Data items
[Begin]

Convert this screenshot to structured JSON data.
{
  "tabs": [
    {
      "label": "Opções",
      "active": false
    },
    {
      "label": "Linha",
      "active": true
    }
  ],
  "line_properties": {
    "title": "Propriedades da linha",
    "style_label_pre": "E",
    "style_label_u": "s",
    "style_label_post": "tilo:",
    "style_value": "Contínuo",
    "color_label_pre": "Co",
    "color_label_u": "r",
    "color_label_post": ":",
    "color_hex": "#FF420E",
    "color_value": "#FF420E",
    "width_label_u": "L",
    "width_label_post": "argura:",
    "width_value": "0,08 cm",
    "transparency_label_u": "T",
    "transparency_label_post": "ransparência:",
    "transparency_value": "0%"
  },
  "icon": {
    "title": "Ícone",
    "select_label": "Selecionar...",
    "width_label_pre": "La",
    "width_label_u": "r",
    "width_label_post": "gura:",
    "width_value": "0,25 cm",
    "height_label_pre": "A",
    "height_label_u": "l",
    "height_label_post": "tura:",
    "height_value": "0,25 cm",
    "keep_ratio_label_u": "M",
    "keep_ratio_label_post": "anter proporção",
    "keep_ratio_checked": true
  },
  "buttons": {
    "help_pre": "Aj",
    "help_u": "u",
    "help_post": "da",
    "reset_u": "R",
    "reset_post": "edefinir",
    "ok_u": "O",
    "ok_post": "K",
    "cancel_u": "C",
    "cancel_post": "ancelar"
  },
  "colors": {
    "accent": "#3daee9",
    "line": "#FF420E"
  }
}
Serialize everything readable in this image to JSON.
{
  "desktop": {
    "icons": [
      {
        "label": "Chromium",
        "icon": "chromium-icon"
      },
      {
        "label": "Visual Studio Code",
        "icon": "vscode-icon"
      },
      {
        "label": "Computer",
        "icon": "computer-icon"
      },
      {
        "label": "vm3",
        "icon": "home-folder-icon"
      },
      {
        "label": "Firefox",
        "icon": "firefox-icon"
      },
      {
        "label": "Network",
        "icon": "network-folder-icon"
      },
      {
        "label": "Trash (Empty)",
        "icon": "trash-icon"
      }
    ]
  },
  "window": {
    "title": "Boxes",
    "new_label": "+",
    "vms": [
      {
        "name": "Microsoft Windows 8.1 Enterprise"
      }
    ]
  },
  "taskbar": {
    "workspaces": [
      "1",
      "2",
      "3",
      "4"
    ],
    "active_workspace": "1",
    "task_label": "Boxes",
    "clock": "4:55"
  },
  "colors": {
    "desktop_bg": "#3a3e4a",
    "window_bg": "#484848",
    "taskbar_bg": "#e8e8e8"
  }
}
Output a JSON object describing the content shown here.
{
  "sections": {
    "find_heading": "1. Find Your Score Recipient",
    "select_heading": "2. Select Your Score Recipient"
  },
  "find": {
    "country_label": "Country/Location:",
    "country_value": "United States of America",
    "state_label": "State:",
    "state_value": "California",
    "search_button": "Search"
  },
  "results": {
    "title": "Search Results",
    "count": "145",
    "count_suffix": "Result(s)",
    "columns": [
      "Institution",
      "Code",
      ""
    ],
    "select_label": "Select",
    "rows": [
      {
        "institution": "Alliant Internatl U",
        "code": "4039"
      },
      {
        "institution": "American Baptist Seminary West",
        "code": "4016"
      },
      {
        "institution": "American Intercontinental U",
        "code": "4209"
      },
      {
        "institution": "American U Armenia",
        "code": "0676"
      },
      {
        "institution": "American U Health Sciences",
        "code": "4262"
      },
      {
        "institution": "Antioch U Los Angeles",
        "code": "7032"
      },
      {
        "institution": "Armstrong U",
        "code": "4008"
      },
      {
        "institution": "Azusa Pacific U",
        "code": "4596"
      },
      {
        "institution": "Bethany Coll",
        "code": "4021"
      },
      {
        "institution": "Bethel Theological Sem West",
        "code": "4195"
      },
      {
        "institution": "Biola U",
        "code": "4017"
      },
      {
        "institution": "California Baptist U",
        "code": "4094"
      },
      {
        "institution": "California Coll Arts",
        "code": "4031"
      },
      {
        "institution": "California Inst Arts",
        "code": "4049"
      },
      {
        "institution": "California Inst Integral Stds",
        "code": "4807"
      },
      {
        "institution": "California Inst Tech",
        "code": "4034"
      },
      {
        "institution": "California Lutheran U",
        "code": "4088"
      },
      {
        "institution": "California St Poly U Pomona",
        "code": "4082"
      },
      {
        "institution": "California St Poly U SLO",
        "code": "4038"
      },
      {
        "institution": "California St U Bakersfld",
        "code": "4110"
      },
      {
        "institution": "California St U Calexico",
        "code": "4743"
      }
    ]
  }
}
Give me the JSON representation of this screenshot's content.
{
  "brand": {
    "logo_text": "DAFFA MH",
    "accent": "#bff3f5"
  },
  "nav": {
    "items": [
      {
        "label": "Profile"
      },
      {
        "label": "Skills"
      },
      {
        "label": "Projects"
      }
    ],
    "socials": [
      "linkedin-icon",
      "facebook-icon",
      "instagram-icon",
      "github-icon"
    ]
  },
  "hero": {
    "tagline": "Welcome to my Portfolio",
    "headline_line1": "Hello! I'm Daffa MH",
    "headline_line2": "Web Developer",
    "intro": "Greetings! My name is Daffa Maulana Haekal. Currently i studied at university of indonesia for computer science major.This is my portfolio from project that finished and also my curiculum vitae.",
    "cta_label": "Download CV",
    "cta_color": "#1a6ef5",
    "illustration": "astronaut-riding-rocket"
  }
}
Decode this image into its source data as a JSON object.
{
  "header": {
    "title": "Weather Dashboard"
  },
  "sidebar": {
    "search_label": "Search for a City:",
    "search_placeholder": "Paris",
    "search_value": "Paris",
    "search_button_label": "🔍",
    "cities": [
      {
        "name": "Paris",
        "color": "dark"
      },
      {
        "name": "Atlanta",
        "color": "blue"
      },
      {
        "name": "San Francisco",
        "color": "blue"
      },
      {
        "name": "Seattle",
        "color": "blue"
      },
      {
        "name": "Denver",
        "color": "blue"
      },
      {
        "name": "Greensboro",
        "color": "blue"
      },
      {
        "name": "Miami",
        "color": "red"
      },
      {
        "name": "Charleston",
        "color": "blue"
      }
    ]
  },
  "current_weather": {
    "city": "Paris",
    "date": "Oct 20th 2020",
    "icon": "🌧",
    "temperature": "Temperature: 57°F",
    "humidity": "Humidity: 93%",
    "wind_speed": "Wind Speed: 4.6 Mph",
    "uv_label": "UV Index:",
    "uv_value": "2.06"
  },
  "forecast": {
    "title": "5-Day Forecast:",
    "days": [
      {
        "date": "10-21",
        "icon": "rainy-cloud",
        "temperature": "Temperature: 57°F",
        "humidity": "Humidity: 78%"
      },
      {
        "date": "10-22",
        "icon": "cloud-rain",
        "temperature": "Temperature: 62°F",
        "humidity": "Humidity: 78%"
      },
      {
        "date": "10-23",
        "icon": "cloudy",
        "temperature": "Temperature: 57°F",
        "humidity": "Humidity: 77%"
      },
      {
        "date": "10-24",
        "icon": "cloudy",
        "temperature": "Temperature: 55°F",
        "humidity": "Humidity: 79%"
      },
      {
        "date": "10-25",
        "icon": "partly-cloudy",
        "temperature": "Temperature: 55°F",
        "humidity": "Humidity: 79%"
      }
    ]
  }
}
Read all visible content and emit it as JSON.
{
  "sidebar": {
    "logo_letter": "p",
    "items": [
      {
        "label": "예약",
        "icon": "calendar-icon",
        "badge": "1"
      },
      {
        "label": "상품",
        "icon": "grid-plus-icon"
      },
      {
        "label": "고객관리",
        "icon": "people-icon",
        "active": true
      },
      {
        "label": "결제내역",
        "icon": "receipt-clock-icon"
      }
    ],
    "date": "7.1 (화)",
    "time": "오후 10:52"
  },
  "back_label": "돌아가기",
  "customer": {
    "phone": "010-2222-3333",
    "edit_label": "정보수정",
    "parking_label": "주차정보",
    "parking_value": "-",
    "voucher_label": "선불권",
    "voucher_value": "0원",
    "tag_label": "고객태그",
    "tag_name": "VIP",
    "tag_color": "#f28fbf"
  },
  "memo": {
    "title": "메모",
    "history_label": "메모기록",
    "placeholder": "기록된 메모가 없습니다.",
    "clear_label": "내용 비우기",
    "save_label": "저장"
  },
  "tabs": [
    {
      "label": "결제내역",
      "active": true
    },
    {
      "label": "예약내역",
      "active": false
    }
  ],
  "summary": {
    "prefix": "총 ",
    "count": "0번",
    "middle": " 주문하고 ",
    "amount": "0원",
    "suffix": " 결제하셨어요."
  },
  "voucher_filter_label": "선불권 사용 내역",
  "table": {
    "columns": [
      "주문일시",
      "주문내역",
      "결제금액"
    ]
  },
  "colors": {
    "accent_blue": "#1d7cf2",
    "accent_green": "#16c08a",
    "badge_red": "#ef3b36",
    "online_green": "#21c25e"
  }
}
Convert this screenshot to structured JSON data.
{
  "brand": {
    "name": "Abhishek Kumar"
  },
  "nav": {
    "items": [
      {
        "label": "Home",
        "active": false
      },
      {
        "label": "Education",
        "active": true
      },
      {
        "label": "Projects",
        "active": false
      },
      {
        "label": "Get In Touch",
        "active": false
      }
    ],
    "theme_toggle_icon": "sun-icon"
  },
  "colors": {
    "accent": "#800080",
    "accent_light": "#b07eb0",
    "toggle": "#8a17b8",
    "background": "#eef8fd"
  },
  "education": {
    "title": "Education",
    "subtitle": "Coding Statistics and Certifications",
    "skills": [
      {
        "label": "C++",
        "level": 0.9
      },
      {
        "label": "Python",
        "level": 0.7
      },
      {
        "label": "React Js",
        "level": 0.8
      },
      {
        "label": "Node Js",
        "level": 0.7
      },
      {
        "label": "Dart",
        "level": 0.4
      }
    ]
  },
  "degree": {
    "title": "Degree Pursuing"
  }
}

[End]

§ Task to complete: Copy out every line from the data above that has "California" in it.

§ Response:
    "state_value": "California",
        "institution": "California Baptist U",
        "institution": "California Coll Arts",
        "institution": "California Inst Arts",
        "institution": "California Inst Integral Stds",
        "institution": "California Inst Tech",
        "institution": "California Lutheran U",
        "institution": "California St Poly U Pomona",
        "institution": "California St Poly U SLO",
        "institution": "California St U Bakersfld",
        "institution": "California St U Calexico",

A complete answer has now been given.